## The request
Copy each line of the entries that contains the word "text".

(Stored items from a collection)
- - - - - - -

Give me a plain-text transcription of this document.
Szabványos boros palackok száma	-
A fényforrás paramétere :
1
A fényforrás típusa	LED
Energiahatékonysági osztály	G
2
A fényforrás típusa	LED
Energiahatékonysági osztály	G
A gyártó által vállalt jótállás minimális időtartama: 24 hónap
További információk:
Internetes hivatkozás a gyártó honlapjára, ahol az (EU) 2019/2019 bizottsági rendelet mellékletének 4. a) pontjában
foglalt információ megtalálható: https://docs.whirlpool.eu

- - - - - - -

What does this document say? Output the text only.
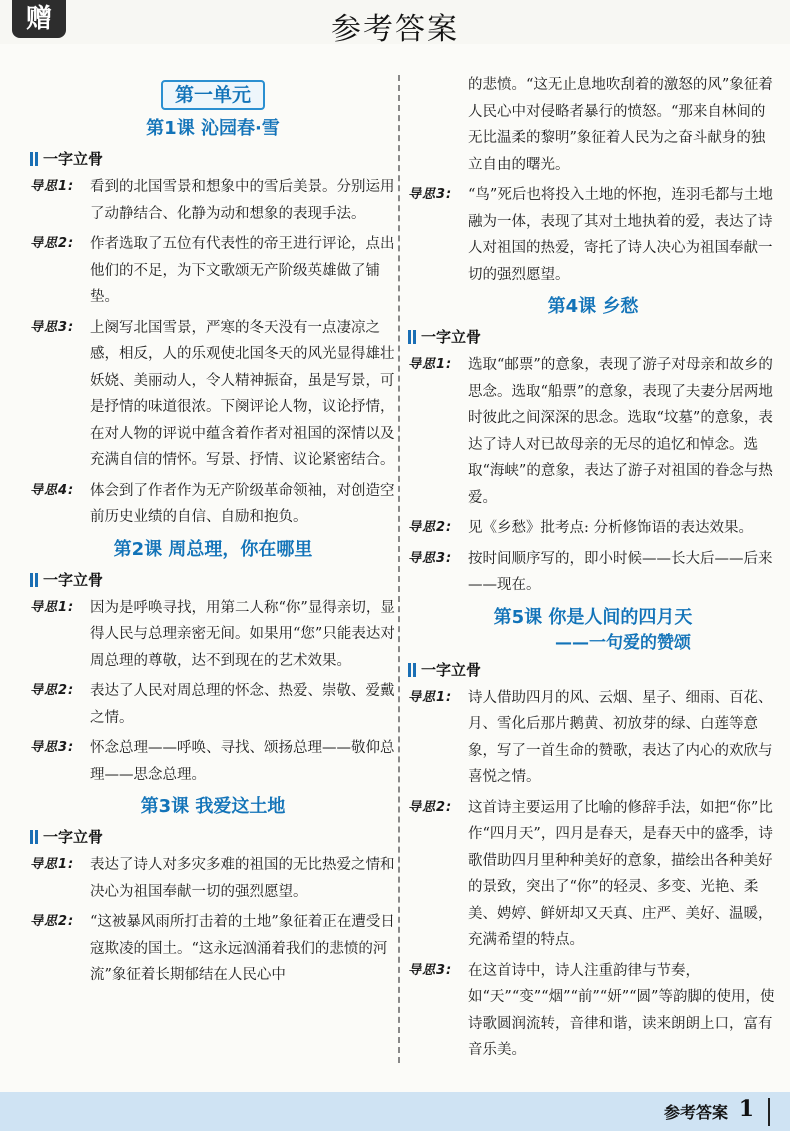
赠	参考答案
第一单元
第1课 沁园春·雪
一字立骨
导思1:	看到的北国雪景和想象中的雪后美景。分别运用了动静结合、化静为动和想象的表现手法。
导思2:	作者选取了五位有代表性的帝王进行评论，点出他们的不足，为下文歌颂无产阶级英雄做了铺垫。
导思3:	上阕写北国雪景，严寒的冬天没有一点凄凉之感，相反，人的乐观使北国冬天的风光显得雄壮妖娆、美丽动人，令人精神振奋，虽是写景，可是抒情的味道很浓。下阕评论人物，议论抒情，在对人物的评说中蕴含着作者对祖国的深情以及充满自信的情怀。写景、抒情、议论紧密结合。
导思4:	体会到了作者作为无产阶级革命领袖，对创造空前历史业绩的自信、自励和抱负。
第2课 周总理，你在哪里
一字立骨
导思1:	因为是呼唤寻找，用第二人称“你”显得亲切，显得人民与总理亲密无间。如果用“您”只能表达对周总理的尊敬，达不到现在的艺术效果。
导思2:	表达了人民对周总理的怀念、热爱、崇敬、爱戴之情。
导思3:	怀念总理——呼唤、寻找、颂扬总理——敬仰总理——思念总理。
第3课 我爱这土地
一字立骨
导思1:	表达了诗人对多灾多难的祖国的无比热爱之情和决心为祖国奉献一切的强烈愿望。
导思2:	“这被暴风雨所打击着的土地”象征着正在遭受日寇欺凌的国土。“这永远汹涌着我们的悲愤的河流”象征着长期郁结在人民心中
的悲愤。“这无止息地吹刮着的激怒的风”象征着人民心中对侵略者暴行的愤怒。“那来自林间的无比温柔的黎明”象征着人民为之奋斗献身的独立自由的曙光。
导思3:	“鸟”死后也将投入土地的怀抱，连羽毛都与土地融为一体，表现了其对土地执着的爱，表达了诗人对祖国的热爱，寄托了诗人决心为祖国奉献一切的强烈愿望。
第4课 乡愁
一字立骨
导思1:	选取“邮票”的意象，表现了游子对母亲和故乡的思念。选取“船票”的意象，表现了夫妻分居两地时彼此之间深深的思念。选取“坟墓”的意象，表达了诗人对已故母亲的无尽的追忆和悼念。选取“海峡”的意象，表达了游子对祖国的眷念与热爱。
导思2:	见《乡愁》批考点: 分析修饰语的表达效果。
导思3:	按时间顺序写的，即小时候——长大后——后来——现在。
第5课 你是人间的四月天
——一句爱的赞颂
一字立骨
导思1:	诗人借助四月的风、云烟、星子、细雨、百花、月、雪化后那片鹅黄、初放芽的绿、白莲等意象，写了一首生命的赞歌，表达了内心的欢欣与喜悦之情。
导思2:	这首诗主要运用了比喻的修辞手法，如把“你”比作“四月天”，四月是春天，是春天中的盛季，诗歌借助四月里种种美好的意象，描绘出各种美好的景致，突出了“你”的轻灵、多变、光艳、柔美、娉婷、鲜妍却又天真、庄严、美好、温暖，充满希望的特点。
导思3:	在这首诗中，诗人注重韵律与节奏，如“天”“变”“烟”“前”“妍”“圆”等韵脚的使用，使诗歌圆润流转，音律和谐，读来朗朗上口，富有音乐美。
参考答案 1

- - - - - - -

## Response below
Give me a plain-text transcription of this document.
What does this document say? Output the text only.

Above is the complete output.